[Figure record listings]
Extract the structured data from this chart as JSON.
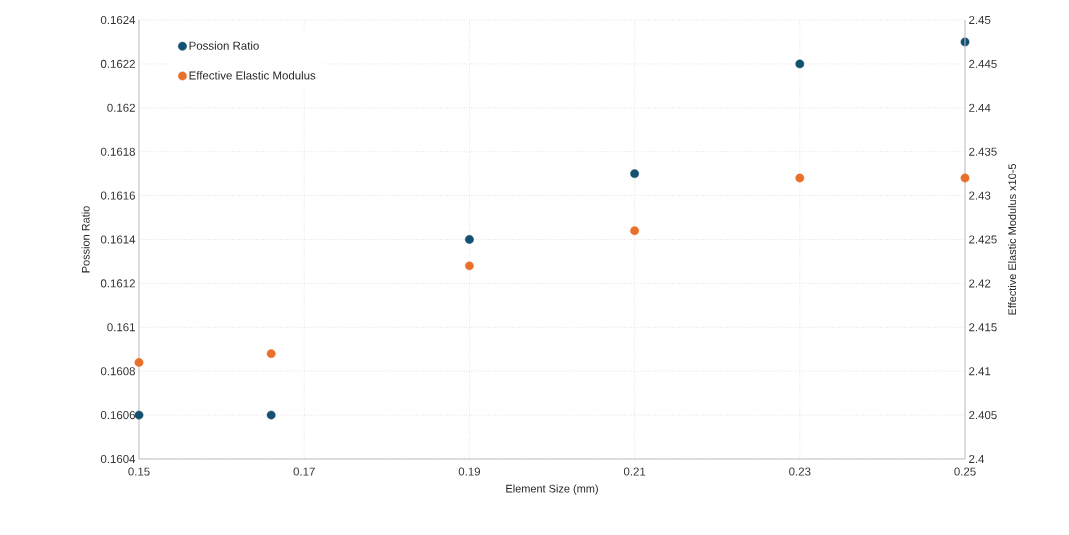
{
  "chart_data": {
    "type": "scatter",
    "xlabel": "Element Size (mm)",
    "ylabel": "Possion Ratio",
    "y2label": "Effective Elastic Modulus x10-5",
    "x": [
      0.15,
      0.166,
      0.19,
      0.21,
      0.23,
      0.25
    ],
    "series": [
      {
        "name": "Possion Ratio",
        "color": "#145070",
        "values": [
          0.1606,
          0.1606,
          0.1614,
          0.1617,
          0.1622,
          0.1623
        ]
      },
      {
        "name": "Effective Elastic Modulus",
        "color": "#e8702a",
        "axis": "y2",
        "values": [
          2.411,
          2.412,
          2.422,
          2.426,
          2.432,
          2.432
        ]
      }
    ],
    "xlim": [
      0.15,
      0.25
    ],
    "xticks": [
      0.15,
      0.17,
      0.19,
      0.21,
      0.23,
      0.25
    ],
    "ylim": [
      0.1604,
      0.1624
    ],
    "yticks": [
      0.1604,
      0.1606,
      0.1608,
      0.161,
      0.1612,
      0.1614,
      0.1616,
      0.1618,
      0.162,
      0.1622,
      0.1624
    ],
    "y2lim": [
      2.4,
      2.45
    ],
    "y2ticks": [
      2.4,
      2.405,
      2.41,
      2.415,
      2.42,
      2.425,
      2.43,
      2.435,
      2.44,
      2.445,
      2.45
    ],
    "grid": true,
    "legend": "top left"
  }
}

Task directions | Provide the number of lines containing the string "Effective", with no other output.

Complete output | 2